## Written task
From the entries below, print only the run of lines that begins with the line containing "indoor-signal-waves [569, 242, 582, 548]" and ends with the line containing "itemize the components". Include both of those lines and reproduce every line character for character.

##############################

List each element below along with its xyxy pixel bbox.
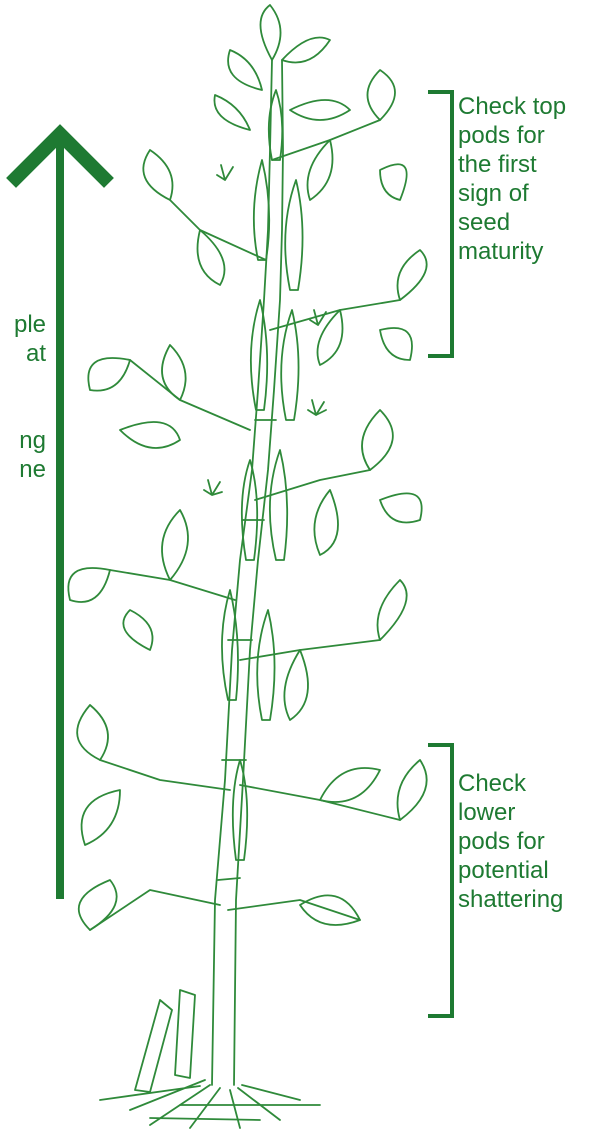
annotation-line: pods for <box>458 827 563 856</box>
annotation-line: potential <box>458 856 563 885</box>
bottom-bracket-icon <box>428 745 452 1016</box>
lower-pods-annotation: Check lower pods for potential shatterin… <box>458 769 563 914</box>
plant-illustration <box>68 5 426 1128</box>
cut-stubs <box>135 990 195 1092</box>
annotation-line: ne <box>0 455 46 484</box>
annotation-line: the first <box>458 150 566 179</box>
main-stem <box>212 60 283 1085</box>
annotation-line <box>0 368 46 397</box>
annotation-line: sign of <box>458 179 566 208</box>
annotation-line: pods for <box>458 121 566 150</box>
annotation-line: ple <box>0 310 46 339</box>
annotation-line: lower <box>458 798 563 827</box>
annotation-line: seed <box>458 208 566 237</box>
top-pods-annotation: Check top pods for the first sign of see… <box>458 92 566 266</box>
annotation-line <box>0 397 46 426</box>
annotation-line: at <box>0 339 46 368</box>
roots <box>100 1080 320 1128</box>
annotation-line: ng <box>0 426 46 455</box>
annotation-line: maturity <box>458 237 566 266</box>
annotation-line: Check top <box>458 92 566 121</box>
pods <box>222 90 303 860</box>
up-arrow-icon <box>16 134 104 895</box>
cropped-left-annotation: ple at ng ne <box>0 310 46 484</box>
annotation-line: Check <box>458 769 563 798</box>
annotation-line: shattering <box>458 885 563 914</box>
top-bracket-icon <box>428 92 452 356</box>
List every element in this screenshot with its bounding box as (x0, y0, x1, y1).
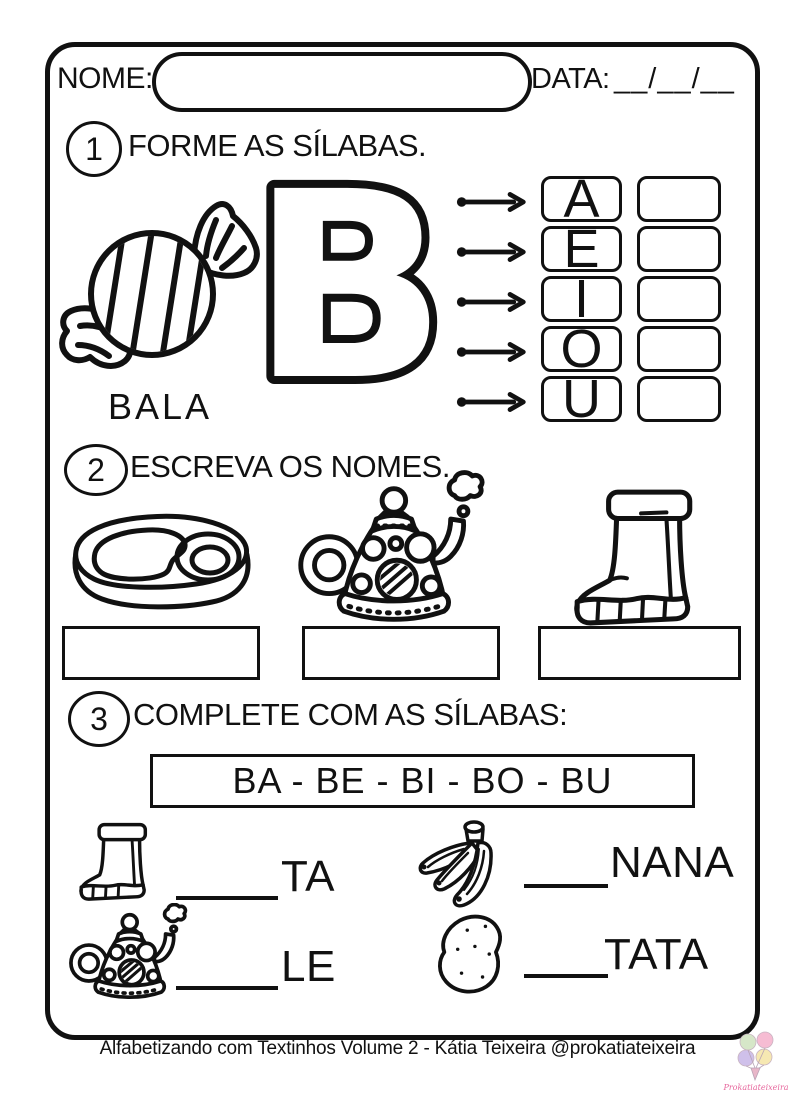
candy-illustration (59, 201, 260, 369)
date-blanks[interactable]: __/__/__ (614, 63, 735, 95)
worksheet-border (45, 42, 760, 1040)
syllable-answer-box-e[interactable] (637, 226, 721, 272)
suffix-ta: TA (281, 852, 335, 901)
section2-number: 2 (87, 451, 105, 488)
boot-illustration-small (79, 822, 148, 901)
arrow-right-icon (456, 242, 526, 262)
syllable-bank-text: BA - BE - BI - BO - BU (232, 760, 613, 801)
vowel-row-o: O (455, 322, 721, 376)
teapot-illustration-small (69, 903, 188, 999)
section1-number-circle: 1 (66, 121, 122, 177)
section1-number: 1 (85, 130, 103, 167)
name-answer-box-1[interactable] (62, 626, 260, 680)
section3-number: 3 (90, 700, 108, 737)
name-label: NOME: (57, 62, 153, 95)
syllable-answer-box-a[interactable] (637, 176, 721, 222)
arrow-right-icon (456, 292, 526, 312)
arrow-right-icon (456, 342, 526, 362)
vowel-row-u: U (455, 372, 721, 426)
vowel-box-u: U (541, 372, 622, 426)
section3-number-circle: 3 (68, 691, 130, 747)
name-answer-box-2[interactable] (302, 626, 500, 680)
syllable-blank-4[interactable] (524, 950, 608, 978)
balloons-pencil-logo: Prokatiateixeira (722, 1031, 789, 1092)
bubble-letter-b: B (253, 163, 445, 411)
date-label: DATA: (531, 63, 610, 95)
section2-title: ESCREVA OS NOMES. (130, 449, 450, 484)
svg-text:B: B (253, 163, 445, 411)
arrow-right-icon (456, 192, 526, 212)
syllable-blank-1[interactable] (176, 872, 278, 900)
name-answer-box-3[interactable] (538, 626, 741, 680)
teapot-illustration (298, 470, 485, 622)
vowel-row-a: A (455, 172, 721, 226)
vowel-box-e: E (541, 222, 622, 276)
vowel-rows: A E I (455, 172, 721, 426)
steak-illustration (72, 513, 251, 610)
syllable-answer-box-o[interactable] (637, 326, 721, 372)
suffix-nana: NANA (610, 838, 735, 887)
vowel-box-o: O (541, 322, 622, 376)
section3-title: COMPLETE COM AS SÍLABAS: (133, 697, 568, 732)
suffix-tata: TATA (604, 930, 709, 979)
syllable-bank-box: BA - BE - BI - BO - BU (150, 754, 695, 808)
suffix-le: LE (281, 942, 336, 991)
syllable-blank-3[interactable] (176, 962, 278, 990)
syllable-answer-box-i[interactable] (637, 276, 721, 322)
vowel-box-i: I (541, 272, 622, 326)
word-label-bala: BALA (108, 386, 213, 427)
potato-illustration (438, 914, 503, 994)
footer-credit: Alfabetizando com Textinhos Volume 2 - K… (99, 1038, 696, 1059)
svg-text:Prokatiateixeira: Prokatiateixeira (722, 1083, 788, 1092)
syllable-answer-box-u[interactable] (637, 376, 721, 422)
syllable-blank-2[interactable] (524, 860, 608, 888)
name-input-oval[interactable] (152, 52, 532, 112)
vowel-row-i: I (455, 272, 721, 326)
vowel-row-e: E (455, 222, 721, 276)
section2-number-circle: 2 (64, 444, 128, 496)
section1-title: FORME AS SÍLABAS. (128, 128, 427, 163)
vowel-box-a: A (541, 172, 622, 226)
boot-illustration (574, 489, 693, 626)
arrow-right-icon (456, 392, 526, 412)
bananas-illustration (418, 820, 493, 908)
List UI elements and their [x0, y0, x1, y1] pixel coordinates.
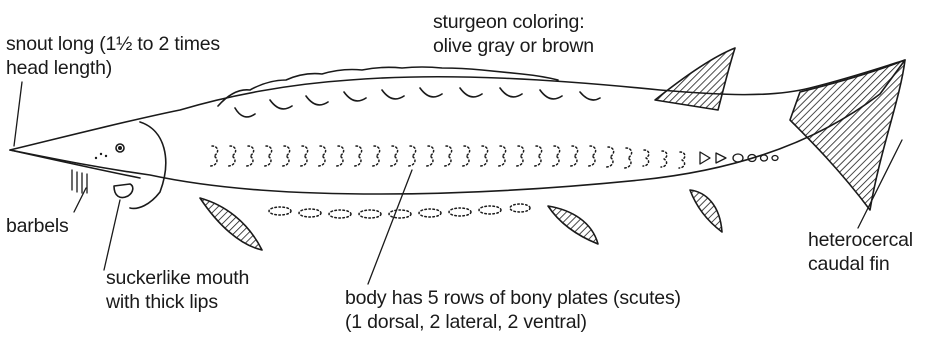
label-coloring-line2: olive gray or brown: [433, 34, 594, 58]
label-mouth: suckerlike mouth with thick lips: [106, 266, 249, 314]
label-snout-line2: head length): [6, 56, 220, 80]
label-barbels: barbels: [6, 214, 69, 238]
label-snout: snout long (1½ to 2 times head length): [6, 32, 220, 80]
pectoral-fin: [200, 198, 262, 250]
dorsal-scutes: [218, 67, 558, 106]
caudal-fin: [790, 60, 905, 210]
gill-cover: [130, 122, 166, 208]
label-coloring: sturgeon coloring: olive gray or brown: [433, 10, 594, 58]
mouth: [114, 184, 133, 198]
label-caudal-line2: caudal fin: [808, 252, 913, 276]
label-scutes-line2: (1 dorsal, 2 lateral, 2 ventral): [345, 310, 681, 334]
dorsal-fin: [655, 48, 735, 110]
label-caudal-line1: heterocercal: [808, 228, 913, 252]
label-scutes-line1: body has 5 rows of bony plates (scutes): [345, 286, 681, 310]
label-mouth-line1: suckerlike mouth: [106, 266, 249, 290]
sturgeon-body-outline: [10, 60, 905, 194]
label-snout-line1: snout long (1½ to 2 times: [6, 32, 220, 56]
label-mouth-line2: with thick lips: [106, 290, 249, 314]
leader-lines: [14, 82, 902, 284]
ventral-scutes: [269, 204, 530, 218]
label-coloring-line1: sturgeon coloring:: [433, 10, 594, 34]
label-caudal: heterocercal caudal fin: [808, 228, 913, 276]
anal-fin: [690, 190, 722, 232]
label-scutes: body has 5 rows of bony plates (scutes) …: [345, 286, 681, 334]
lateral-scutes: [210, 146, 685, 168]
pelvic-fin: [548, 206, 598, 244]
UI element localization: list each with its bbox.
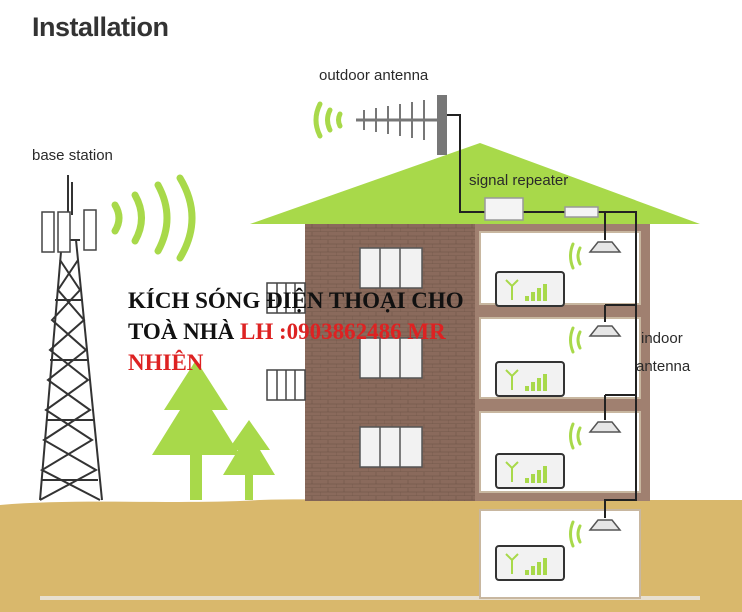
indoor-signal-waves [569, 242, 582, 548]
indoor-antenna-label-line2: antenna [636, 358, 691, 375]
signal-repeater-box [484, 197, 524, 221]
overlay-line-2-black: TOÀ NHÀ [128, 319, 241, 344]
overlay-line-2: TOÀ NHÀ LH :0903862486 MR [128, 316, 588, 347]
roof [250, 143, 700, 224]
overlay-phone-contact: LH :0903862486 MR [240, 319, 446, 344]
promo-overlay-text: KÍCH SÓNG ĐIỆN THOẠI CHO TOÀ NHÀ LH :090… [128, 285, 588, 378]
base-signal-waves-icon [111, 174, 196, 262]
base-station-label: base station [32, 147, 113, 164]
base-station-tower [39, 175, 103, 501]
tree-large [152, 360, 240, 500]
windows [359, 247, 423, 468]
outdoor-signal-waves-icon [313, 101, 343, 139]
base-station-panels [41, 209, 97, 253]
outdoor-antenna-icon [356, 95, 447, 155]
phone-antenna-glyph-icon [505, 279, 519, 574]
indoor-antenna-label-line1: indoor [641, 330, 683, 347]
phone-signal-bars-icon [525, 284, 547, 575]
overlay-line-3: NHIÊN [128, 350, 204, 375]
splitter [564, 206, 599, 218]
balconies [266, 282, 306, 401]
overlay-line-1: KÍCH SÓNG ĐIỆN THOẠI CHO [128, 288, 464, 313]
outdoor-antenna-label: outdoor antenna [319, 67, 429, 84]
tree-small [223, 420, 275, 500]
indoor-antennas [588, 241, 622, 531]
signal-repeater-label: signal repeater [469, 172, 569, 189]
cable [447, 114, 637, 518]
page-title: Installation [32, 12, 169, 42]
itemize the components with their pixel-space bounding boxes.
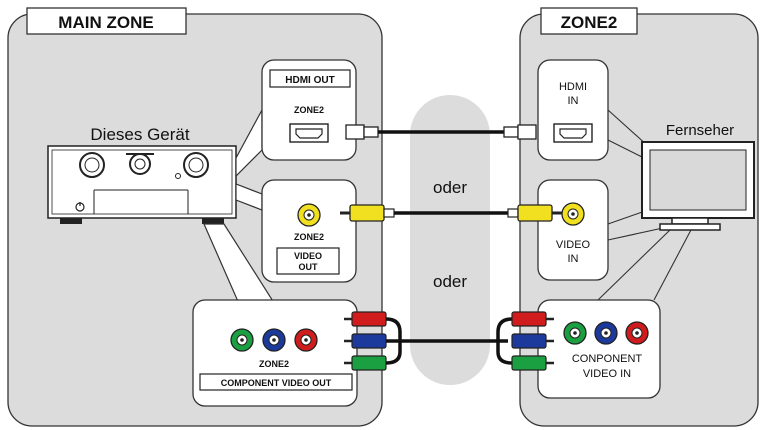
- component-in-blue-jack-icon: [594, 321, 618, 345]
- component-out-green-jack-icon: [230, 328, 254, 352]
- main-zone-title: MAIN ZONE: [58, 13, 153, 32]
- hdmi-out-label-box: [269, 69, 351, 88]
- zone2-tab: [540, 7, 638, 35]
- video-in-jack-icon: [561, 202, 585, 226]
- component-in-label-line1: CONPONENT: [572, 353, 643, 365]
- main-zone-tab: [26, 7, 187, 35]
- component-out-blue-jack-icon: [262, 328, 286, 352]
- tv-callout-component: [597, 227, 673, 301]
- component-cable: [344, 311, 554, 371]
- video-out-label-line1: VIDEO: [294, 251, 322, 261]
- tv-icon: [641, 141, 755, 231]
- component-out-red-jack-icon: [294, 328, 318, 352]
- video-in-label-line2: IN: [568, 253, 579, 265]
- or-label-1: oder: [433, 178, 467, 197]
- or-label-2: oder: [433, 272, 467, 291]
- tv-label: Fernseher: [666, 122, 734, 139]
- tv-callout-component-right: [653, 227, 693, 301]
- hdmi-in-port-icon: [553, 123, 593, 143]
- hdmi-in-label-line1: HDMI: [559, 81, 587, 93]
- component-in-panel: [537, 299, 661, 399]
- component-in-label-line2: VIDEO IN: [583, 368, 631, 380]
- component-in-red-jack-icon: [625, 321, 649, 345]
- component-in-green-jack-icon: [563, 321, 587, 345]
- hdmi-in-panel: [537, 59, 609, 161]
- video-cable: [340, 204, 562, 222]
- receiver-device: [47, 145, 237, 224]
- or-separator: [410, 95, 490, 385]
- tv-callout-hdmi: [607, 109, 649, 147]
- video-in-panel: [537, 179, 609, 281]
- video-in-label-line1: VIDEO: [556, 239, 591, 251]
- hdmi-out-zone-label: ZONE2: [294, 105, 324, 115]
- hdmi-out-port-icon: [289, 123, 329, 143]
- hdmi-cable: [345, 124, 537, 140]
- receiver-label: Dieses Gerät: [90, 125, 189, 144]
- hdmi-out-label: HDMI OUT: [285, 75, 334, 86]
- video-out-zone-label: ZONE2: [294, 232, 324, 242]
- component-out-label-box: [199, 373, 353, 391]
- component-out-label: COMPONENT VIDEO OUT: [221, 378, 332, 388]
- hdmi-in-label-line2: IN: [568, 95, 579, 107]
- component-out-zone-label: ZONE2: [259, 359, 289, 369]
- video-out-label-box: [276, 247, 340, 275]
- zone2-title: ZONE2: [561, 13, 618, 32]
- video-out-jack-icon: [297, 203, 321, 227]
- video-out-label-line2: OUT: [299, 262, 319, 272]
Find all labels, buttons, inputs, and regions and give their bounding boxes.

##############################

## Exercise response
indoor-signal-waves [569, 242, 582, 548]
indoor-antenna-label-line2: antenna [636, 358, 691, 375]
signal-repeater-box [484, 197, 524, 221]
overlay-line-2-black: TOÀ NHÀ [128, 319, 241, 344]
overlay-line-2: TOÀ NHÀ LH :0903862486 MR [128, 316, 588, 347]
roof [250, 143, 700, 224]
overlay-phone-contact: LH :0903862486 MR [240, 319, 446, 344]
promo-overlay-text: KÍCH SÓNG ĐIỆN THOẠI CHO TOÀ NHÀ LH :090… [128, 285, 588, 378]
base-signal-waves-icon [111, 174, 196, 262]
base-station-label: base station [32, 147, 113, 164]
base-station-tower [39, 175, 103, 501]
tree-large [152, 360, 240, 500]
windows [359, 247, 423, 468]
outdoor-signal-waves-icon [313, 101, 343, 139]
base-station-panels [41, 209, 97, 253]
outdoor-antenna-icon [356, 95, 447, 155]
phone-antenna-glyph-icon [505, 279, 519, 574]
indoor-antenna-label-line1: indoor [641, 330, 683, 347]
phone-signal-bars-icon [525, 284, 547, 575]
overlay-line-3: NHIÊN [128, 350, 204, 375]
splitter [564, 206, 599, 218]
balconies [266, 282, 306, 401]
overlay-line-1: KÍCH SÓNG ĐIỆN THOẠI CHO [128, 288, 464, 313]
outdoor-antenna-label: outdoor antenna [319, 67, 429, 84]
tree-small [223, 420, 275, 500]
indoor-antennas [588, 241, 622, 531]
signal-repeater-label: signal repeater [469, 172, 569, 189]
cable [447, 114, 637, 518]
page-title: Installation [32, 12, 169, 42]
itemize the components with their pixel-space bounding boxes.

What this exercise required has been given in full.